## ENUNCIADO 1
Reproduce literalmente el pasaje del texto sobre el socialismo chileno que va desde "Retrotraer al socialismo" hasta "realista de gobierno.".
## ENUNCIADO 2
Escribe la continuación del texto sobre el socialismo chileno a partir de su última oración.

## TEXTO DADO
Retrotraer al socialismo a esa condición contestataria, exponerlo frente a la luz pública como un movimiento incapaz de enfrentar idóneamente la “cosa pública”, fueron los propósitos de la derecha y la dictadura y para lo cual amalgamaron represión, propaganda, medidas políticas y de inteligencia. Y no era ésta una finalidad irracionalmente concebida. La derecha presuponía contar cuando menos con dos factores a su haber. De una parte, la crisis de 1973 cuya culpabilidad, merced a la propaganda, recaería en el gobierno socialista y sus funcionarios. Y, de otra, la inmensa masa juvenil que compone la estructura social y ciudadana y que tendría que resultar altamente sensible a la “historia oficial”. En suma, la estrategia derechista consistía en crear la imagen de un socialismo y una izquierda testimonial y que auto-eliminara su vocación realista de gobierno.

La presencia del socialismo en el gobierno posee esa primerísima connotación; la soberanía popular lo volvió a juzgar idóneo y legítimo para participar en la conducción del Estado-nación. El socialismo chileno continúa siendo – a pesar de los tiempos que corren en el mundo – una figura de dirección gubernamental popularmente aceptada.

## EXTRACTO FUENTE

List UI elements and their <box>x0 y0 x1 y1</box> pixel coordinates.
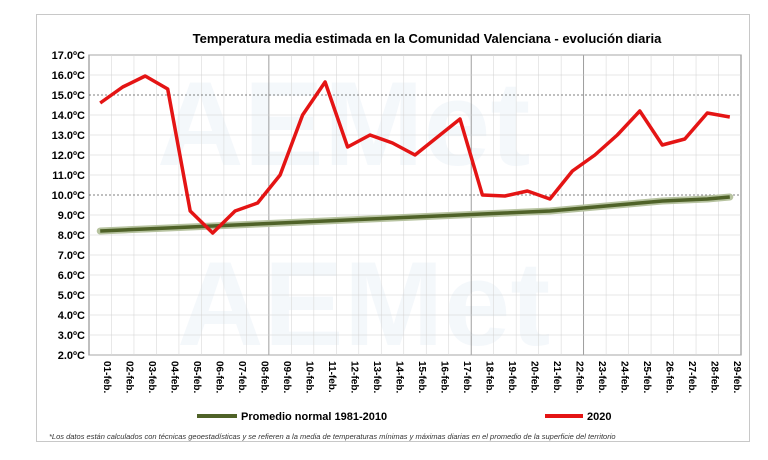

## RESPUESTA 1
Retrotraer al socialismo a esa condición contestataria, exponerlo frente a la luz pública como un movimiento incapaz de enfrentar idóneamente la “cosa pública”, fueron los propósitos de la derecha y la dictadura y para lo cual amalgamaron represión, propaganda, medidas políticas y de inteligencia. Y no era ésta una finalidad irracionalmente concebida. La derecha presuponía contar cuando menos con dos factores a su haber. De una parte, la crisis de 1973 cuya culpabilidad, merced a la propaganda, recaería en el gobierno socialista y sus funcionarios. Y, de otra, la inmensa masa juvenil que compone la estructura social y ciudadana y que tendría que resultar altamente sensible a la “historia oficial”. En suma, la estrategia derechista consistía en crear la imagen de un socialismo y una izquierda testimonial y que auto-eliminara su vocación realista de gobierno.

## RESPUESTA 2
Y ese logro, relevante si se le mide sólo por los 16 años de oscurantismo político, lo es tanto más si se observa la crisis del “socialismo real”.

PROGRAMA DE GOBIERNO Y SOCIALISMO

Algunas voces han expresado o insinuado que este regreso del socialismo al gobierno se debe al abandono o desperfilamiento de su condición de corriente de izquierda. Que las alianzas y el apoyo obtenido dentro de ella habría sido factible por su pérdida de radicalidad y por su renuencia a ser una opción revolucionaria.

Es cierto que el socialismo políticamente más tangible ha roto categóricamente con toda fórmula revolucionarista. Pero sólo desde ópticas muy anquilosadas y formalistas pueden plantearse dudas acerca de la ubicación del socialismo en la izquierda y acerca de su vocación transformadora de la realidad capitalista.

Sería lato, y además aburrido, insistir en la polémica acerca de qué y quién determina la ubicación de una organización política con estos parámetros casi geométricos y cada vez más vaciados de contenido. Y menos aún cuando infinidad de experiencias de la vida moderna demuestran que una misma organización o posición política puede ser, paradojalmente, revolucionaria en unos aspectos y conservadora en otros.

Para los efectos de la política concreta importa menos el carácter con que se autodefine – o que se le asigna – un partido o movimiento e importa más la actividad política específica que éstos desarrollan en las contingencias.

Ser izquierda, revolucionario o progresista es un rango que se delimita, entonces, en cada contexto político y por las formas de hacer política articulando el ahora con el eslabón siguiente de la larga cadena que precede a la realización de un proyecto social.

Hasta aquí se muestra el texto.